── Rows

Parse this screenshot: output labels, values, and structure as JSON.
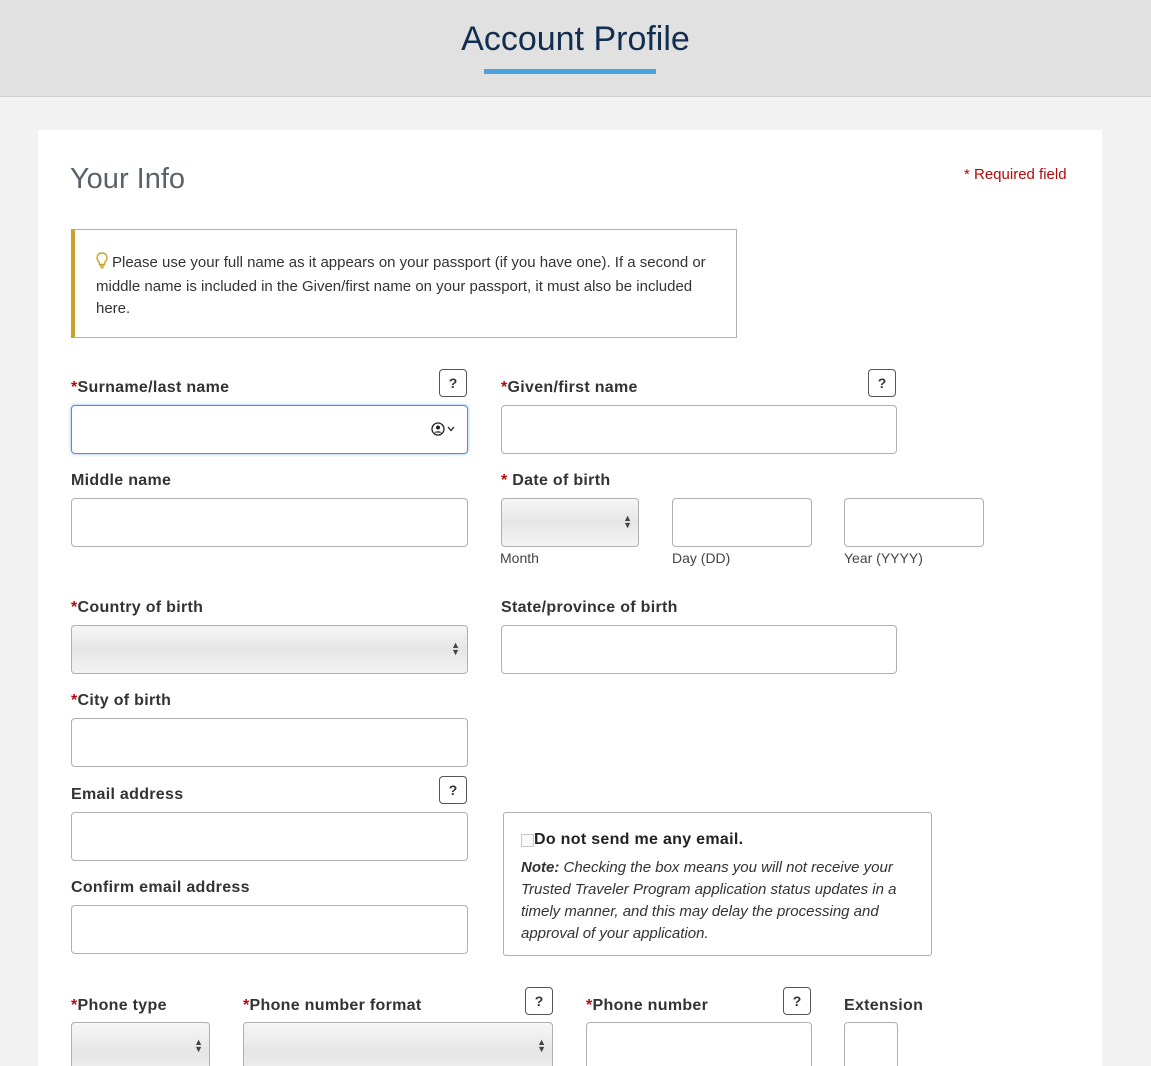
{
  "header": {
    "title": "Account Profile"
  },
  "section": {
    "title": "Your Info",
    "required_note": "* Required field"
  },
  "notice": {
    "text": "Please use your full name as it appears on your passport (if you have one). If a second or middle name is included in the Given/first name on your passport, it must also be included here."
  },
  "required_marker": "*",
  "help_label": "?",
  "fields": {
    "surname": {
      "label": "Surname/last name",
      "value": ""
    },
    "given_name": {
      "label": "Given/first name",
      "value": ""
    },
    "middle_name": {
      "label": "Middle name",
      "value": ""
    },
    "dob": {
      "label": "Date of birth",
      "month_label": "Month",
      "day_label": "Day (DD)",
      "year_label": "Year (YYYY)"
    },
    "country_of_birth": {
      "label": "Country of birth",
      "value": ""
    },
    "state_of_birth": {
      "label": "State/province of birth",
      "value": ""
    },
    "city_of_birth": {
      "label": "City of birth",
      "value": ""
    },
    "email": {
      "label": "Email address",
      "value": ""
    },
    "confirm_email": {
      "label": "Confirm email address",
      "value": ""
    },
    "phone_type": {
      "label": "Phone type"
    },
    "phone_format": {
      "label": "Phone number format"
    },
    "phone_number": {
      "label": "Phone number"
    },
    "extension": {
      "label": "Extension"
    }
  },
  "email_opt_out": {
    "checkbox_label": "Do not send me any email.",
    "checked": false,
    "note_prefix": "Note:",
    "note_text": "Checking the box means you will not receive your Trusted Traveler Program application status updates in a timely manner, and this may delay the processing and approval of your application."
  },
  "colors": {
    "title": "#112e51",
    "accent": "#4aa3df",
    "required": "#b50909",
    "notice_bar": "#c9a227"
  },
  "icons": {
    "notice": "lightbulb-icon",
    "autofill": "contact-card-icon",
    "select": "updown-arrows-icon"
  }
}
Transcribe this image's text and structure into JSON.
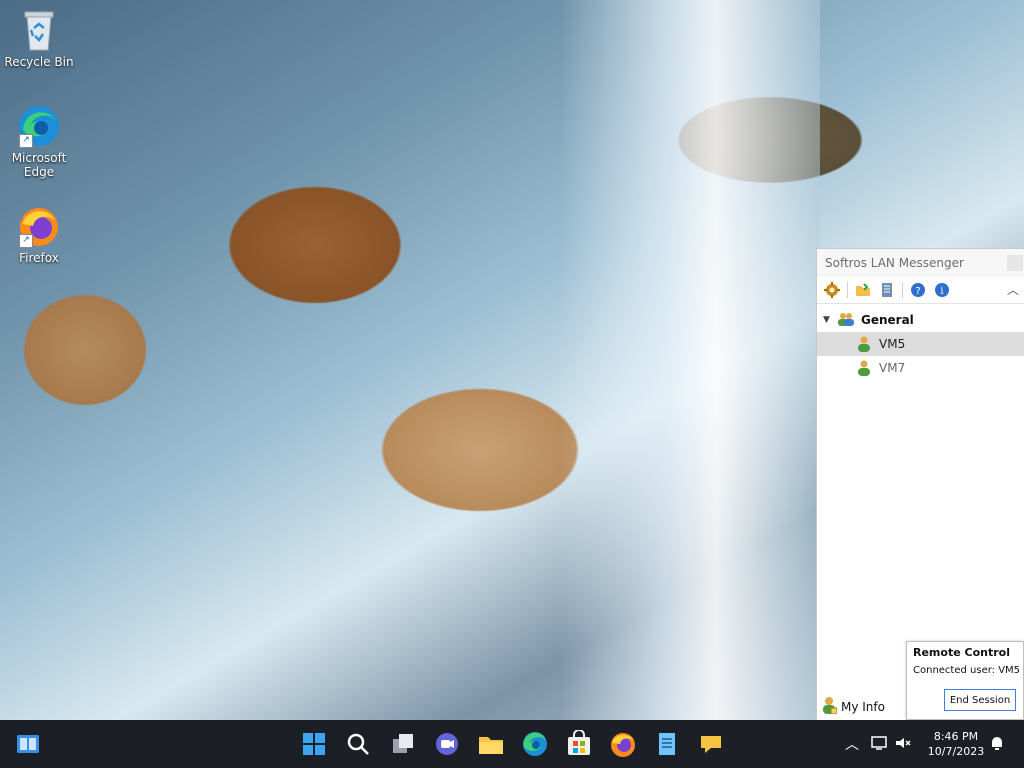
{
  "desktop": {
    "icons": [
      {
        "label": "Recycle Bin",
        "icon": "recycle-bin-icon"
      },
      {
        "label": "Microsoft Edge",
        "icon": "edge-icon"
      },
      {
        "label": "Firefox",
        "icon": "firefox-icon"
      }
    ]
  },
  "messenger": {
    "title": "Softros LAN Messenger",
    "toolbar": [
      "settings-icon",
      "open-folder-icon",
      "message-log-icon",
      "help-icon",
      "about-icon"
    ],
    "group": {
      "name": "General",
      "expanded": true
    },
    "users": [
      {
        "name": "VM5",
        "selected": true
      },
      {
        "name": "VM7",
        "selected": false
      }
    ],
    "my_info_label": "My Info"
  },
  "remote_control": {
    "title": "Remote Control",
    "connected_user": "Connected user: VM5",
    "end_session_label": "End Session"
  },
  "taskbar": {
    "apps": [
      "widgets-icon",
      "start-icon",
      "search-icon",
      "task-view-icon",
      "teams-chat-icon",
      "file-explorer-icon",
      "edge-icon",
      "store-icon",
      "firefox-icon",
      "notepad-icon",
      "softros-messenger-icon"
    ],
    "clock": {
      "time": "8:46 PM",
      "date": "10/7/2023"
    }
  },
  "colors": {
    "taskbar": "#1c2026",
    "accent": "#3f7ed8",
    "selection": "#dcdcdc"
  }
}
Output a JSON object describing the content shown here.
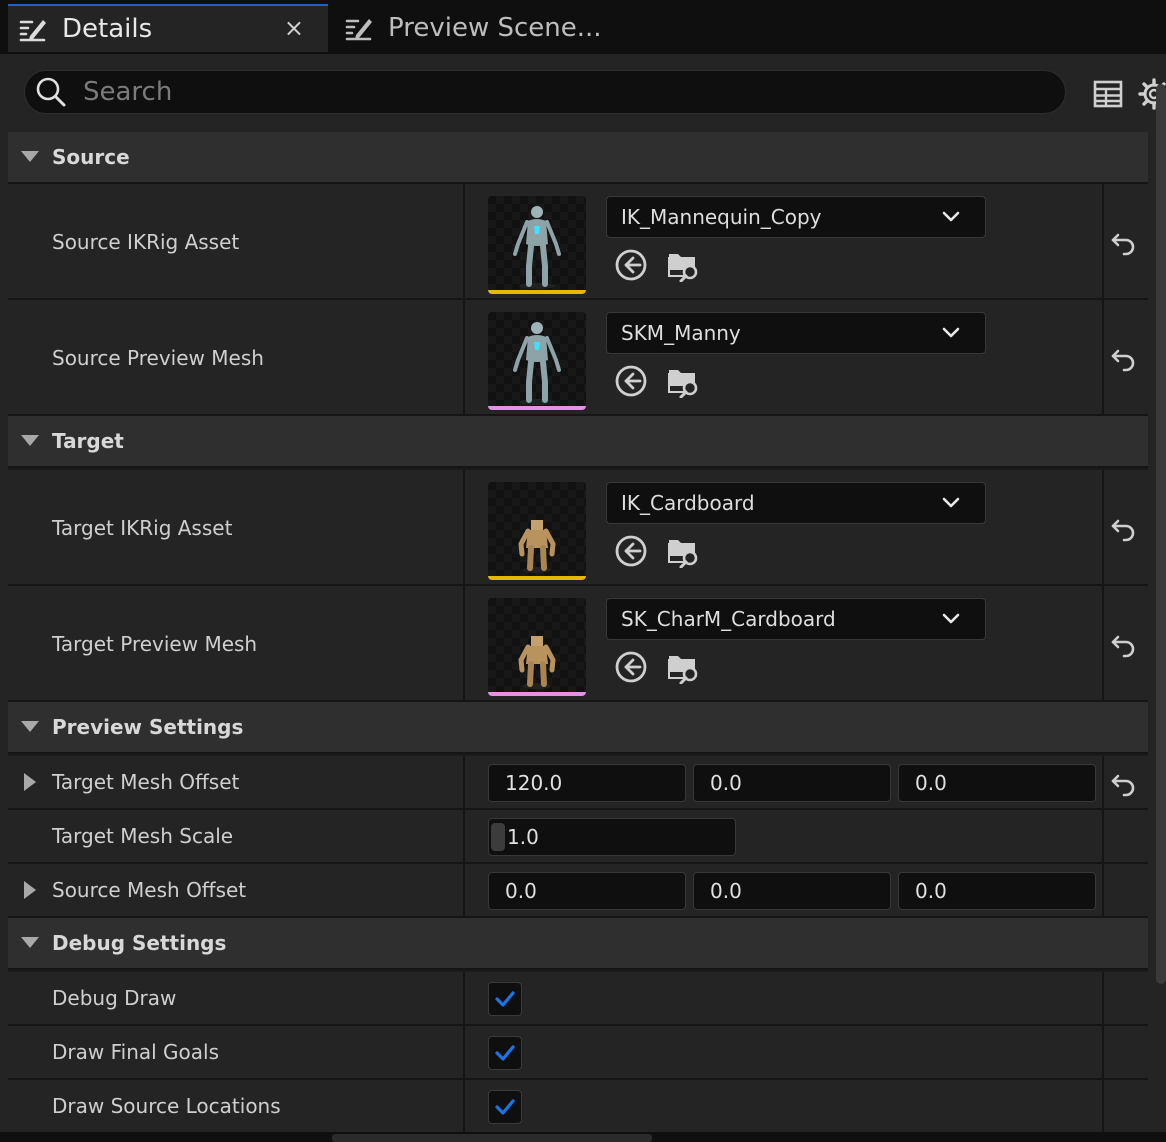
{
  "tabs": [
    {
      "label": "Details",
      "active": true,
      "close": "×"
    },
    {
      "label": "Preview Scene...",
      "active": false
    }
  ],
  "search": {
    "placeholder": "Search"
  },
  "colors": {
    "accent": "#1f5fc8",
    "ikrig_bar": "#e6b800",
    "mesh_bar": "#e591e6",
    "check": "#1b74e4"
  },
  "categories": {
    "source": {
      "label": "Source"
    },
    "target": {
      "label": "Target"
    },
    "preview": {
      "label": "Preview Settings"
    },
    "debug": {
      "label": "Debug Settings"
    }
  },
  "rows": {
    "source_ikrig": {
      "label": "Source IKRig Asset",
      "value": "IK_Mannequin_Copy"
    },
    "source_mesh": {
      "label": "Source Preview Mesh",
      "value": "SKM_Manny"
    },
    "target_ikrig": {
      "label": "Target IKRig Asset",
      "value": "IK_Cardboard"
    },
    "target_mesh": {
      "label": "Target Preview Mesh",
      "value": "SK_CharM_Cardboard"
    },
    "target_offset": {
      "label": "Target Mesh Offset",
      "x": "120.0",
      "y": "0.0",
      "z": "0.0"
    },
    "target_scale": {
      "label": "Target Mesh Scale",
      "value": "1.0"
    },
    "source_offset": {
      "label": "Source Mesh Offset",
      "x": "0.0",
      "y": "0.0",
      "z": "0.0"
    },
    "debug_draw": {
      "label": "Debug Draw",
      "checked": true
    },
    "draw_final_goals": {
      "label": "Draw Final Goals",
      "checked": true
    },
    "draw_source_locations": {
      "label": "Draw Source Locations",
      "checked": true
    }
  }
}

────

▶ _Requirements_
Working from the material above, transcribe it exactly while omitting pictures.

▶ _Answer for the task_
Parse this screenshot: output labels, values, and structure as JSON.
{
  "header": {
    "title": "Account Profile"
  },
  "section": {
    "title": "Your Info",
    "required_note": "* Required field"
  },
  "notice": {
    "text": "Please use your full name as it appears on your passport (if you have one). If a second or middle name is included in the Given/first name on your passport, it must also be included here."
  },
  "required_marker": "*",
  "help_label": "?",
  "fields": {
    "surname": {
      "label": "Surname/last name",
      "value": ""
    },
    "given_name": {
      "label": "Given/first name",
      "value": ""
    },
    "middle_name": {
      "label": "Middle name",
      "value": ""
    },
    "dob": {
      "label": "Date of birth",
      "month_label": "Month",
      "day_label": "Day (DD)",
      "year_label": "Year (YYYY)"
    },
    "country_of_birth": {
      "label": "Country of birth",
      "value": ""
    },
    "state_of_birth": {
      "label": "State/province of birth",
      "value": ""
    },
    "city_of_birth": {
      "label": "City of birth",
      "value": ""
    },
    "email": {
      "label": "Email address",
      "value": ""
    },
    "confirm_email": {
      "label": "Confirm email address",
      "value": ""
    },
    "phone_type": {
      "label": "Phone type"
    },
    "phone_format": {
      "label": "Phone number format"
    },
    "phone_number": {
      "label": "Phone number"
    },
    "extension": {
      "label": "Extension"
    }
  },
  "email_opt_out": {
    "checkbox_label": "Do not send me any email.",
    "checked": false,
    "note_prefix": "Note:",
    "note_text": "Checking the box means you will not receive your Trusted Traveler Program application status updates in a timely manner, and this may delay the processing and approval of your application."
  },
  "colors": {
    "title": "#112e51",
    "accent": "#4aa3df",
    "required": "#b50909",
    "notice_bar": "#c9a227"
  },
  "icons": {
    "notice": "lightbulb-icon",
    "autofill": "contact-card-icon",
    "select": "updown-arrows-icon"
  }
}
Transcribe this image's text and structure into JSON.
{
  "desktop": {
    "icons": [
      {
        "label": "Recycle Bin",
        "icon": "recycle-bin-icon"
      },
      {
        "label": "Microsoft Edge",
        "icon": "edge-icon"
      },
      {
        "label": "Firefox",
        "icon": "firefox-icon"
      }
    ]
  },
  "messenger": {
    "title": "Softros LAN Messenger",
    "toolbar": [
      "settings-icon",
      "open-folder-icon",
      "message-log-icon",
      "help-icon",
      "about-icon"
    ],
    "group": {
      "name": "General",
      "expanded": true
    },
    "users": [
      {
        "name": "VM5",
        "selected": true
      },
      {
        "name": "VM7",
        "selected": false
      }
    ],
    "my_info_label": "My Info"
  },
  "remote_control": {
    "title": "Remote Control",
    "connected_user": "Connected user: VM5",
    "end_session_label": "End Session"
  },
  "taskbar": {
    "apps": [
      "widgets-icon",
      "start-icon",
      "search-icon",
      "task-view-icon",
      "teams-chat-icon",
      "file-explorer-icon",
      "edge-icon",
      "store-icon",
      "firefox-icon",
      "notepad-icon",
      "softros-messenger-icon"
    ],
    "clock": {
      "time": "8:46 PM",
      "date": "10/7/2023"
    }
  },
  "colors": {
    "taskbar": "#1c2026",
    "accent": "#3f7ed8",
    "selection": "#dcdcdc"
  }
}
Output a JSON object describing the content shown here.
{
  "tabs": [
    {
      "label": "Details",
      "active": true,
      "close": "×"
    },
    {
      "label": "Preview Scene...",
      "active": false
    }
  ],
  "search": {
    "placeholder": "Search"
  },
  "colors": {
    "accent": "#1f5fc8",
    "ikrig_bar": "#e6b800",
    "mesh_bar": "#e591e6",
    "check": "#1b74e4"
  },
  "categories": {
    "source": {
      "label": "Source"
    },
    "target": {
      "label": "Target"
    },
    "preview": {
      "label": "Preview Settings"
    },
    "debug": {
      "label": "Debug Settings"
    }
  },
  "rows": {
    "source_ikrig": {
      "label": "Source IKRig Asset",
      "value": "IK_Mannequin_Copy"
    },
    "source_mesh": {
      "label": "Source Preview Mesh",
      "value": "SKM_Manny"
    },
    "target_ikrig": {
      "label": "Target IKRig Asset",
      "value": "IK_Cardboard"
    },
    "target_mesh": {
      "label": "Target Preview Mesh",
      "value": "SK_CharM_Cardboard"
    },
    "target_offset": {
      "label": "Target Mesh Offset",
      "x": "120.0",
      "y": "0.0",
      "z": "0.0"
    },
    "target_scale": {
      "label": "Target Mesh Scale",
      "value": "1.0"
    },
    "source_offset": {
      "label": "Source Mesh Offset",
      "x": "0.0",
      "y": "0.0",
      "z": "0.0"
    },
    "debug_draw": {
      "label": "Debug Draw",
      "checked": true
    },
    "draw_final_goals": {
      "label": "Draw Final Goals",
      "checked": true
    },
    "draw_source_locations": {
      "label": "Draw Source Locations",
      "checked": true
    }
  }
}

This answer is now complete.